▶ [Aim]: All entries should be output exactly as they stand.

▶ [Data for processing]:
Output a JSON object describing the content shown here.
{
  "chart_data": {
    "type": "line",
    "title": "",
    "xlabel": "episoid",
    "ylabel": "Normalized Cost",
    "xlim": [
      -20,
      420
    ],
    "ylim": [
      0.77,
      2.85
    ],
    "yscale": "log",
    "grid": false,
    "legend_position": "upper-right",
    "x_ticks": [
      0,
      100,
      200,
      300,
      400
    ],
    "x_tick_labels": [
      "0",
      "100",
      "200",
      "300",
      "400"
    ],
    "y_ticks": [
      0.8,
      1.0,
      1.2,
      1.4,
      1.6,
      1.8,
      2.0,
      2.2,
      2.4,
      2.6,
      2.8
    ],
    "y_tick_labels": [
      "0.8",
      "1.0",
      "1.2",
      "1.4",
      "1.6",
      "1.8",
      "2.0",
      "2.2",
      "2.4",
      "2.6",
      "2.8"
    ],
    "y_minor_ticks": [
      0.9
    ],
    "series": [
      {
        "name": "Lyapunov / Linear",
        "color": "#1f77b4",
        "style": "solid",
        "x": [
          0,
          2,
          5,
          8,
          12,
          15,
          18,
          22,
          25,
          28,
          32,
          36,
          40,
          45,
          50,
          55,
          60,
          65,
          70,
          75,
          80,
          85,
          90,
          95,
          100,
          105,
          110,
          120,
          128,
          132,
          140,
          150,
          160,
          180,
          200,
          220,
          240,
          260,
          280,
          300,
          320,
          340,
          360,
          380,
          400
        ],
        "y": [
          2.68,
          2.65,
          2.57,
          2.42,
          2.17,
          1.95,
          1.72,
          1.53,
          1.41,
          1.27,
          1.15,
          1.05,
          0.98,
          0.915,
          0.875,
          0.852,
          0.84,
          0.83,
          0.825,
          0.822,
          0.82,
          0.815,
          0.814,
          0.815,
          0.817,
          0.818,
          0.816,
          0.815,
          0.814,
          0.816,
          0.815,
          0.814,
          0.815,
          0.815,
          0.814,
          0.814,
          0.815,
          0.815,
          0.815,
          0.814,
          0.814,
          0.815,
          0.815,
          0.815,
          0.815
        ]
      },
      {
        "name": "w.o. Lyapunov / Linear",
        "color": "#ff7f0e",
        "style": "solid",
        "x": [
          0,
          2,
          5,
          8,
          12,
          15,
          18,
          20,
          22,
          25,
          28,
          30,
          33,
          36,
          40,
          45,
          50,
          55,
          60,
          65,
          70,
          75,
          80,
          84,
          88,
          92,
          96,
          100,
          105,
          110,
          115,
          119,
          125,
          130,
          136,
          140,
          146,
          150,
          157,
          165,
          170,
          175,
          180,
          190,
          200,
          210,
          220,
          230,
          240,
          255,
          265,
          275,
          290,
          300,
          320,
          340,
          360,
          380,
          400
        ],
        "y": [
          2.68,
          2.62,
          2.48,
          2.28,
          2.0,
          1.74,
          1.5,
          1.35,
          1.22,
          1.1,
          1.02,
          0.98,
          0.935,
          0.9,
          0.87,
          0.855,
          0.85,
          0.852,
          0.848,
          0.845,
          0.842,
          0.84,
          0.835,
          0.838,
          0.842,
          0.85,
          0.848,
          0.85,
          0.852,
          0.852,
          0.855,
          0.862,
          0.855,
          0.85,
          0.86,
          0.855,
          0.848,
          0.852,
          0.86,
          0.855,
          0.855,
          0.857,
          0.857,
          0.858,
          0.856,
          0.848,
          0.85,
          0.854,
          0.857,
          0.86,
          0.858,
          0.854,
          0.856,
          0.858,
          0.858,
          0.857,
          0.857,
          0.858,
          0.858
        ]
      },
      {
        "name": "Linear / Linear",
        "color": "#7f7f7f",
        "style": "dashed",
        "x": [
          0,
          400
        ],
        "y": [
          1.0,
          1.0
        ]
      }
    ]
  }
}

▶ [Complete output]:
Output a JSON object describing the content shown here.
{
  "chart_data": {
    "type": "line",
    "title": "",
    "xlabel": "episoid",
    "ylabel": "Normalized Cost",
    "xlim": [
      -20,
      420
    ],
    "ylim": [
      0.77,
      2.85
    ],
    "yscale": "log",
    "grid": false,
    "legend_position": "upper-right",
    "x_ticks": [
      0,
      100,
      200,
      300,
      400
    ],
    "x_tick_labels": [
      "0",
      "100",
      "200",
      "300",
      "400"
    ],
    "y_ticks": [
      0.8,
      1.0,
      1.2,
      1.4,
      1.6,
      1.8,
      2.0,
      2.2,
      2.4,
      2.6,
      2.8
    ],
    "y_tick_labels": [
      "0.8",
      "1.0",
      "1.2",
      "1.4",
      "1.6",
      "1.8",
      "2.0",
      "2.2",
      "2.4",
      "2.6",
      "2.8"
    ],
    "y_minor_ticks": [
      0.9
    ],
    "series": [
      {
        "name": "Lyapunov / Linear",
        "color": "#1f77b4",
        "style": "solid",
        "x": [
          0,
          2,
          5,
          8,
          12,
          15,
          18,
          22,
          25,
          28,
          32,
          36,
          40,
          45,
          50,
          55,
          60,
          65,
          70,
          75,
          80,
          85,
          90,
          95,
          100,
          105,
          110,
          120,
          128,
          132,
          140,
          150,
          160,
          180,
          200,
          220,
          240,
          260,
          280,
          300,
          320,
          340,
          360,
          380,
          400
        ],
        "y": [
          2.68,
          2.65,
          2.57,
          2.42,
          2.17,
          1.95,
          1.72,
          1.53,
          1.41,
          1.27,
          1.15,
          1.05,
          0.98,
          0.915,
          0.875,
          0.852,
          0.84,
          0.83,
          0.825,
          0.822,
          0.82,
          0.815,
          0.814,
          0.815,
          0.817,
          0.818,
          0.816,
          0.815,
          0.814,
          0.816,
          0.815,
          0.814,
          0.815,
          0.815,
          0.814,
          0.814,
          0.815,
          0.815,
          0.815,
          0.814,
          0.814,
          0.815,
          0.815,
          0.815,
          0.815
        ]
      },
      {
        "name": "w.o. Lyapunov / Linear",
        "color": "#ff7f0e",
        "style": "solid",
        "x": [
          0,
          2,
          5,
          8,
          12,
          15,
          18,
          20,
          22,
          25,
          28,
          30,
          33,
          36,
          40,
          45,
          50,
          55,
          60,
          65,
          70,
          75,
          80,
          84,
          88,
          92,
          96,
          100,
          105,
          110,
          115,
          119,
          125,
          130,
          136,
          140,
          146,
          150,
          157,
          165,
          170,
          175,
          180,
          190,
          200,
          210,
          220,
          230,
          240,
          255,
          265,
          275,
          290,
          300,
          320,
          340,
          360,
          380,
          400
        ],
        "y": [
          2.68,
          2.62,
          2.48,
          2.28,
          2.0,
          1.74,
          1.5,
          1.35,
          1.22,
          1.1,
          1.02,
          0.98,
          0.935,
          0.9,
          0.87,
          0.855,
          0.85,
          0.852,
          0.848,
          0.845,
          0.842,
          0.84,
          0.835,
          0.838,
          0.842,
          0.85,
          0.848,
          0.85,
          0.852,
          0.852,
          0.855,
          0.862,
          0.855,
          0.85,
          0.86,
          0.855,
          0.848,
          0.852,
          0.86,
          0.855,
          0.855,
          0.857,
          0.857,
          0.858,
          0.856,
          0.848,
          0.85,
          0.854,
          0.857,
          0.86,
          0.858,
          0.854,
          0.856,
          0.858,
          0.858,
          0.857,
          0.857,
          0.858,
          0.858
        ]
      },
      {
        "name": "Linear / Linear",
        "color": "#7f7f7f",
        "style": "dashed",
        "x": [
          0,
          400
        ],
        "y": [
          1.0,
          1.0
        ]
      }
    ]
  }
}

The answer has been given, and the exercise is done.